--- START OF Data for this task ---

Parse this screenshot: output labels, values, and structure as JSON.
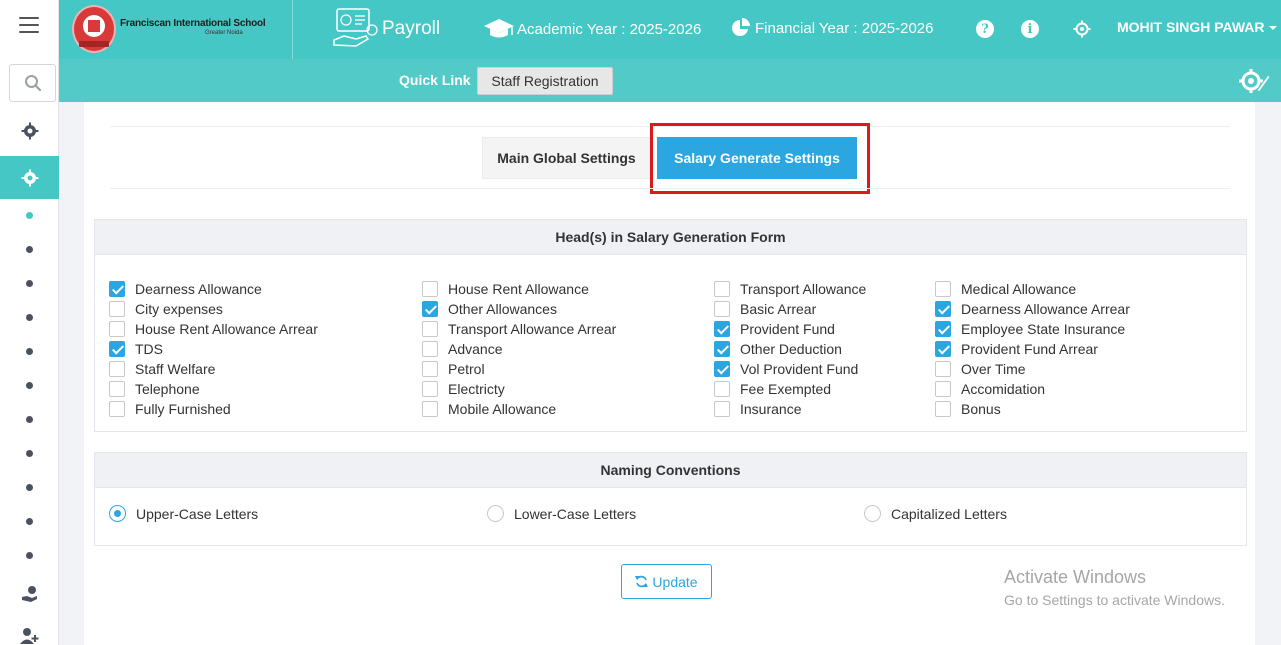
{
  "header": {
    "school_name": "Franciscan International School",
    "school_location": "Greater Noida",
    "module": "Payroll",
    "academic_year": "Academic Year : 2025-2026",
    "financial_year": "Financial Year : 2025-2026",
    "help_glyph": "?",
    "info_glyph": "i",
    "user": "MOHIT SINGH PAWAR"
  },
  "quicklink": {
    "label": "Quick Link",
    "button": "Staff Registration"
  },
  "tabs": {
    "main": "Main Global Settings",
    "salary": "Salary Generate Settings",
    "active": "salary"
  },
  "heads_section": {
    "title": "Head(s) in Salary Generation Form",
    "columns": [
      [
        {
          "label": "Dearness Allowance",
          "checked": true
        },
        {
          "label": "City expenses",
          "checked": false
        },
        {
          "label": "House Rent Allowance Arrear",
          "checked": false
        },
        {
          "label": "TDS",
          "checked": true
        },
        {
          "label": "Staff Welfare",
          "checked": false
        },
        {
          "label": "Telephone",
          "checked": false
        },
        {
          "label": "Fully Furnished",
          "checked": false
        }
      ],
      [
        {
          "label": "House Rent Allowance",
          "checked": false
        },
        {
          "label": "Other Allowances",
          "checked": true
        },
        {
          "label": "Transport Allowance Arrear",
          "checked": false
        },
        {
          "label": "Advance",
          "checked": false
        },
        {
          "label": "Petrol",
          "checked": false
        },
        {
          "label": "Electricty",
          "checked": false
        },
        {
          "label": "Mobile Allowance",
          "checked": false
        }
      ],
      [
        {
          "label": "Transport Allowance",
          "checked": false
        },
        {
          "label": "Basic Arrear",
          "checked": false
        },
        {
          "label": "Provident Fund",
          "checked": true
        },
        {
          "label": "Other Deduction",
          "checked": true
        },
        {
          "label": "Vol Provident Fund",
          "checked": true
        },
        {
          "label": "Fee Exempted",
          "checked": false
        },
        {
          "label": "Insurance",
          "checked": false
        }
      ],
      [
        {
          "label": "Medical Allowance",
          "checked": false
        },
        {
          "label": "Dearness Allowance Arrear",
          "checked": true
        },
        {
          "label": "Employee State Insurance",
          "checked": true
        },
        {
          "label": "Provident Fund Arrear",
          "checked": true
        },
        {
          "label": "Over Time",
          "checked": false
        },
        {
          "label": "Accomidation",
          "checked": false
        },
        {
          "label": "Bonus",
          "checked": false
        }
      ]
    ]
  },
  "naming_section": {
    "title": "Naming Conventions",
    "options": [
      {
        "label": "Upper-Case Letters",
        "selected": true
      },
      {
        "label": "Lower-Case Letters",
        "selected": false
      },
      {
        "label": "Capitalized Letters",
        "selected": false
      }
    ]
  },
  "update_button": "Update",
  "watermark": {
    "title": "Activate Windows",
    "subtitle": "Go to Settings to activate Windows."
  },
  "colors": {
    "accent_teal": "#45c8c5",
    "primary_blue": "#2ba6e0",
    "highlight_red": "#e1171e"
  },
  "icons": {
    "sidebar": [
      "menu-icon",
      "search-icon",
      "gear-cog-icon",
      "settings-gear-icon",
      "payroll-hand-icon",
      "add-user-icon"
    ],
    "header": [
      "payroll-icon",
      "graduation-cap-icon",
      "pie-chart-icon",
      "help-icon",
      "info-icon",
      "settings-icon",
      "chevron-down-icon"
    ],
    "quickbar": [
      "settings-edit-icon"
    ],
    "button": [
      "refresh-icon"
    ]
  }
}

--- END OF Data for this task ---

Reproduce every entry word for word, but omit the pictures.

[Complete output]
Parse this screenshot: output labels, values, and structure as JSON.
{
  "header": {
    "school_name": "Franciscan International School",
    "school_location": "Greater Noida",
    "module": "Payroll",
    "academic_year": "Academic Year : 2025-2026",
    "financial_year": "Financial Year : 2025-2026",
    "help_glyph": "?",
    "info_glyph": "i",
    "user": "MOHIT SINGH PAWAR"
  },
  "quicklink": {
    "label": "Quick Link",
    "button": "Staff Registration"
  },
  "tabs": {
    "main": "Main Global Settings",
    "salary": "Salary Generate Settings",
    "active": "salary"
  },
  "heads_section": {
    "title": "Head(s) in Salary Generation Form",
    "columns": [
      [
        {
          "label": "Dearness Allowance",
          "checked": true
        },
        {
          "label": "City expenses",
          "checked": false
        },
        {
          "label": "House Rent Allowance Arrear",
          "checked": false
        },
        {
          "label": "TDS",
          "checked": true
        },
        {
          "label": "Staff Welfare",
          "checked": false
        },
        {
          "label": "Telephone",
          "checked": false
        },
        {
          "label": "Fully Furnished",
          "checked": false
        }
      ],
      [
        {
          "label": "House Rent Allowance",
          "checked": false
        },
        {
          "label": "Other Allowances",
          "checked": true
        },
        {
          "label": "Transport Allowance Arrear",
          "checked": false
        },
        {
          "label": "Advance",
          "checked": false
        },
        {
          "label": "Petrol",
          "checked": false
        },
        {
          "label": "Electricty",
          "checked": false
        },
        {
          "label": "Mobile Allowance",
          "checked": false
        }
      ],
      [
        {
          "label": "Transport Allowance",
          "checked": false
        },
        {
          "label": "Basic Arrear",
          "checked": false
        },
        {
          "label": "Provident Fund",
          "checked": true
        },
        {
          "label": "Other Deduction",
          "checked": true
        },
        {
          "label": "Vol Provident Fund",
          "checked": true
        },
        {
          "label": "Fee Exempted",
          "checked": false
        },
        {
          "label": "Insurance",
          "checked": false
        }
      ],
      [
        {
          "label": "Medical Allowance",
          "checked": false
        },
        {
          "label": "Dearness Allowance Arrear",
          "checked": true
        },
        {
          "label": "Employee State Insurance",
          "checked": true
        },
        {
          "label": "Provident Fund Arrear",
          "checked": true
        },
        {
          "label": "Over Time",
          "checked": false
        },
        {
          "label": "Accomidation",
          "checked": false
        },
        {
          "label": "Bonus",
          "checked": false
        }
      ]
    ]
  },
  "naming_section": {
    "title": "Naming Conventions",
    "options": [
      {
        "label": "Upper-Case Letters",
        "selected": true
      },
      {
        "label": "Lower-Case Letters",
        "selected": false
      },
      {
        "label": "Capitalized Letters",
        "selected": false
      }
    ]
  },
  "update_button": "Update",
  "watermark": {
    "title": "Activate Windows",
    "subtitle": "Go to Settings to activate Windows."
  },
  "colors": {
    "accent_teal": "#45c8c5",
    "primary_blue": "#2ba6e0",
    "highlight_red": "#e1171e"
  },
  "icons": {
    "sidebar": [
      "menu-icon",
      "search-icon",
      "gear-cog-icon",
      "settings-gear-icon",
      "payroll-hand-icon",
      "add-user-icon"
    ],
    "header": [
      "payroll-icon",
      "graduation-cap-icon",
      "pie-chart-icon",
      "help-icon",
      "info-icon",
      "settings-icon",
      "chevron-down-icon"
    ],
    "quickbar": [
      "settings-edit-icon"
    ],
    "button": [
      "refresh-icon"
    ]
  }
}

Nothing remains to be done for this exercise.